━━━━━ Material provided ━━━━━

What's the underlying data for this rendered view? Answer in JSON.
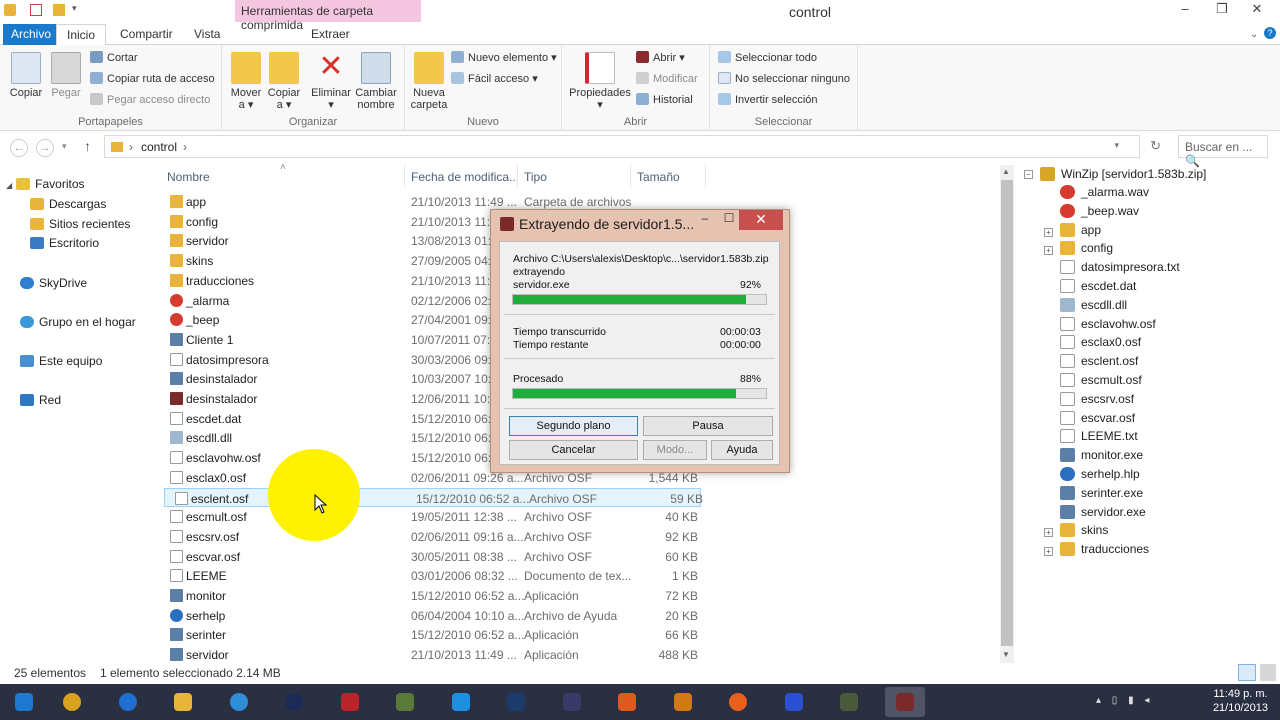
{
  "window": {
    "title": "control",
    "context_tab_title": "Herramientas de carpeta comprimida",
    "controls": [
      "–",
      "❐",
      "✕"
    ]
  },
  "ribbon_tabs": {
    "archivo": "Archivo",
    "inicio": "Inicio",
    "compartir": "Compartir",
    "vista": "Vista",
    "extraer": "Extraer"
  },
  "ribbon": {
    "portapapeles": {
      "label": "Portapapeles",
      "copiar": "Copiar",
      "pegar": "Pegar",
      "cortar": "Cortar",
      "copiar_ruta": "Copiar ruta de acceso",
      "pegar_acceso": "Pegar acceso directo"
    },
    "organizar": {
      "label": "Organizar",
      "mover": "Mover",
      "mover_a": "a ▾",
      "copiar": "Copiar",
      "copiar_a": "a ▾",
      "eliminar": "Eliminar",
      "eliminar_dd": "▾",
      "cambiar": "Cambiar",
      "nombre": "nombre"
    },
    "nuevo": {
      "label": "Nuevo",
      "nueva": "Nueva",
      "carpeta": "carpeta",
      "nuevo_elemento": "Nuevo elemento ▾",
      "facil_acceso": "Fácil acceso ▾"
    },
    "abrir": {
      "label": "Abrir",
      "propiedades": "Propiedades",
      "propiedades_dd": "▾",
      "abrir": "Abrir ▾",
      "modificar": "Modificar",
      "historial": "Historial"
    },
    "seleccionar": {
      "label": "Seleccionar",
      "todo": "Seleccionar todo",
      "ninguno": "No seleccionar ninguno",
      "invertir": "Invertir selección"
    }
  },
  "address": {
    "back": "←",
    "forward": "→",
    "recent": "▾",
    "up": "↑",
    "path_sep": "›",
    "path": "control",
    "path_sep2": "›",
    "dropdown": "▾",
    "refresh": "↻",
    "search_placeholder": "Buscar en ... 🔍"
  },
  "nav": {
    "favoritos": "Favoritos",
    "descargas": "Descargas",
    "sitios": "Sitios recientes",
    "escritorio": "Escritorio",
    "skydrive": "SkyDrive",
    "grupo": "Grupo en el hogar",
    "equipo": "Este equipo",
    "red": "Red"
  },
  "columns": {
    "sort_arrow": "˄",
    "nombre": "Nombre",
    "fecha": "Fecha de modifica...",
    "tipo": "Tipo",
    "tamano": "Tamaño"
  },
  "files": [
    {
      "name": "app",
      "date": "21/10/2013 11:49 ...",
      "type": "Carpeta de archivos",
      "size": "",
      "icon": "folder-icon"
    },
    {
      "name": "config",
      "date": "21/10/2013 11:49 ...",
      "type": "",
      "size": "",
      "icon": "folder-icon"
    },
    {
      "name": "servidor",
      "date": "13/08/2013 01:08 ...",
      "type": "",
      "size": "",
      "icon": "folder-icon"
    },
    {
      "name": "skins",
      "date": "27/09/2005 04:49 ...",
      "type": "",
      "size": "",
      "icon": "folder-icon"
    },
    {
      "name": "traducciones",
      "date": "21/10/2013 11:49 ...",
      "type": "",
      "size": "",
      "icon": "folder-icon"
    },
    {
      "name": "_alarma",
      "date": "02/12/2006 02:05 ...",
      "type": "",
      "size": "",
      "icon": "audio-icon"
    },
    {
      "name": "_beep",
      "date": "27/04/2001 09:01 ...",
      "type": "",
      "size": "",
      "icon": "audio-icon"
    },
    {
      "name": "Cliente 1",
      "date": "10/07/2011 07:06 ...",
      "type": "",
      "size": "",
      "icon": "app-icon"
    },
    {
      "name": "datosimpresora",
      "date": "30/03/2006 09:22 ...",
      "type": "",
      "size": "",
      "icon": "text-file-icon"
    },
    {
      "name": "desinstalador",
      "date": "10/03/2007 10:35 ...",
      "type": "",
      "size": "",
      "icon": "app-icon"
    },
    {
      "name": "desinstalador",
      "date": "12/06/2011 10:52 ...",
      "type": "",
      "size": "",
      "icon": "winrar-icon"
    },
    {
      "name": "escdet.dat",
      "date": "15/12/2010 06:52 ...",
      "type": "",
      "size": "",
      "icon": "file-icon"
    },
    {
      "name": "escdll.dll",
      "date": "15/12/2010 06:52 ...",
      "type": "",
      "size": "",
      "icon": "dll-icon"
    },
    {
      "name": "esclavohw.osf",
      "date": "15/12/2010 06:52 ...",
      "type": "",
      "size": "",
      "icon": "file-icon"
    },
    {
      "name": "esclax0.osf",
      "date": "02/06/2011 09:26 a...",
      "type": "Archivo OSF",
      "size": "1,544 KB",
      "icon": "file-icon"
    },
    {
      "name": "esclent.osf",
      "date": "15/12/2010 06:52 a...",
      "type": "Archivo OSF",
      "size": "59 KB",
      "icon": "file-icon",
      "selected": true
    },
    {
      "name": "escmult.osf",
      "date": "19/05/2011 12:38 ...",
      "type": "Archivo OSF",
      "size": "40 KB",
      "icon": "file-icon"
    },
    {
      "name": "escsrv.osf",
      "date": "02/06/2011 09:16 a...",
      "type": "Archivo OSF",
      "size": "92 KB",
      "icon": "file-icon"
    },
    {
      "name": "escvar.osf",
      "date": "30/05/2011 08:38 ...",
      "type": "Archivo OSF",
      "size": "60 KB",
      "icon": "file-icon"
    },
    {
      "name": "LEEME",
      "date": "03/01/2006 08:32 ...",
      "type": "Documento de tex...",
      "size": "1 KB",
      "icon": "text-file-icon"
    },
    {
      "name": "monitor",
      "date": "15/12/2010 06:52 a...",
      "type": "Aplicación",
      "size": "72 KB",
      "icon": "app-icon"
    },
    {
      "name": "serhelp",
      "date": "06/04/2004 10:10 a...",
      "type": "Archivo de Ayuda",
      "size": "20 KB",
      "icon": "help-icon"
    },
    {
      "name": "serinter",
      "date": "15/12/2010 06:52 a...",
      "type": "Aplicación",
      "size": "66 KB",
      "icon": "app-icon"
    },
    {
      "name": "servidor",
      "date": "21/10/2013 11:49 ...",
      "type": "Aplicación",
      "size": "488 KB",
      "icon": "app-icon"
    }
  ],
  "tree": {
    "root": "WinZip [servidor1.583b.zip]",
    "items": [
      {
        "label": "_alarma.wav",
        "icon": "audio-icon",
        "expandable": false
      },
      {
        "label": "_beep.wav",
        "icon": "audio-icon",
        "expandable": false
      },
      {
        "label": "app",
        "icon": "folder-icon",
        "expandable": true
      },
      {
        "label": "config",
        "icon": "folder-icon",
        "expandable": true
      },
      {
        "label": "datosimpresora.txt",
        "icon": "text-file-icon",
        "expandable": false
      },
      {
        "label": "escdet.dat",
        "icon": "file-icon",
        "expandable": false
      },
      {
        "label": "escdll.dll",
        "icon": "dll-icon",
        "expandable": false
      },
      {
        "label": "esclavohw.osf",
        "icon": "file-icon",
        "expandable": false
      },
      {
        "label": "esclax0.osf",
        "icon": "file-icon",
        "expandable": false
      },
      {
        "label": "esclent.osf",
        "icon": "file-icon",
        "expandable": false
      },
      {
        "label": "escmult.osf",
        "icon": "file-icon",
        "expandable": false
      },
      {
        "label": "escsrv.osf",
        "icon": "file-icon",
        "expandable": false
      },
      {
        "label": "escvar.osf",
        "icon": "file-icon",
        "expandable": false
      },
      {
        "label": "LEEME.txt",
        "icon": "text-file-icon",
        "expandable": false
      },
      {
        "label": "monitor.exe",
        "icon": "app-icon",
        "expandable": false
      },
      {
        "label": "serhelp.hlp",
        "icon": "help-icon",
        "expandable": false
      },
      {
        "label": "serinter.exe",
        "icon": "app-icon",
        "expandable": false
      },
      {
        "label": "servidor.exe",
        "icon": "app-icon",
        "expandable": false
      },
      {
        "label": "skins",
        "icon": "folder-icon",
        "expandable": true
      },
      {
        "label": "traducciones",
        "icon": "folder-icon",
        "expandable": true
      }
    ]
  },
  "dialog": {
    "title": "Extrayendo de servidor1.5...",
    "archive_line": "Archivo C:\\Users\\alexis\\Desktop\\c...\\servidor1.583b.zip",
    "action": "extrayendo",
    "current_file": "servidor.exe",
    "file_percent_text": "92%",
    "file_progress": 0.92,
    "elapsed_label": "Tiempo transcurrido",
    "elapsed": "00:00:03",
    "remaining_label": "Tiempo restante",
    "remaining": "00:00:00",
    "processed_label": "Procesado",
    "processed_percent_text": "88%",
    "processed_progress": 0.88,
    "btn_background": "Segundo plano",
    "btn_pause": "Pausa",
    "btn_cancel": "Cancelar",
    "btn_mode": "Modo...",
    "btn_help": "Ayuda",
    "controls": [
      "–",
      "☐",
      "✕"
    ]
  },
  "status": {
    "count": "25 elementos",
    "selection": "1 elemento seleccionado  2.14 MB"
  },
  "taskbar": {
    "time": "11:49 p. m.",
    "date": "21/10/2013",
    "apps": [
      "windows-start",
      "chrome",
      "internet-explorer",
      "file-explorer",
      "safari",
      "media-player",
      "app-red",
      "notepad-plus",
      "teamviewer",
      "photoshop",
      "camera-app",
      "start-screen",
      "fl-studio",
      "firefox",
      "app-blue",
      "app-terminal",
      "winrar"
    ]
  },
  "colors": {
    "accent": "#1979ca",
    "selection": "#e5f3fb",
    "progress": "#1fae3c",
    "dialog_frame": "#e6c2b0",
    "close_red": "#c7504f",
    "highlight": "#fff200"
  }
}
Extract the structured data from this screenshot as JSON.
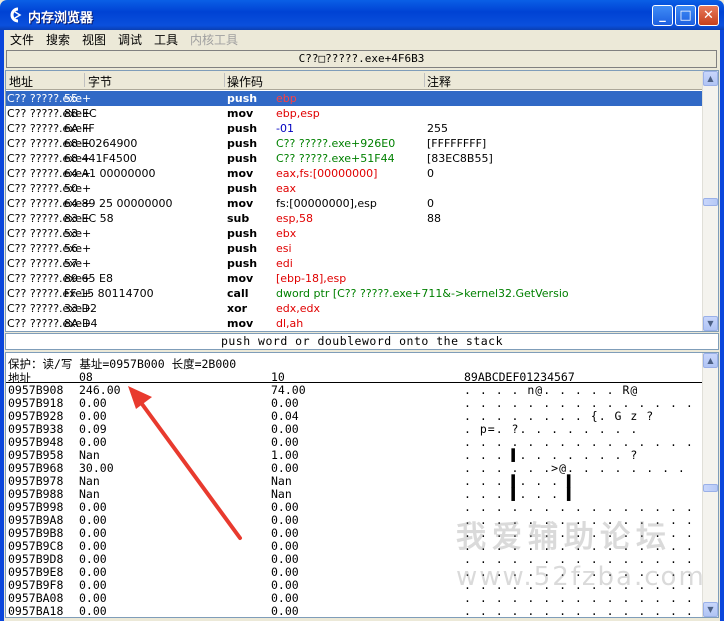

━━━━━

*Task statement*
Pick out each line containing the string "Tiempo" and copy it.

*Solution to this problem*
    "elapsed_label": "Tiempo transcurrido",
    "remaining_label": "Tiempo restante",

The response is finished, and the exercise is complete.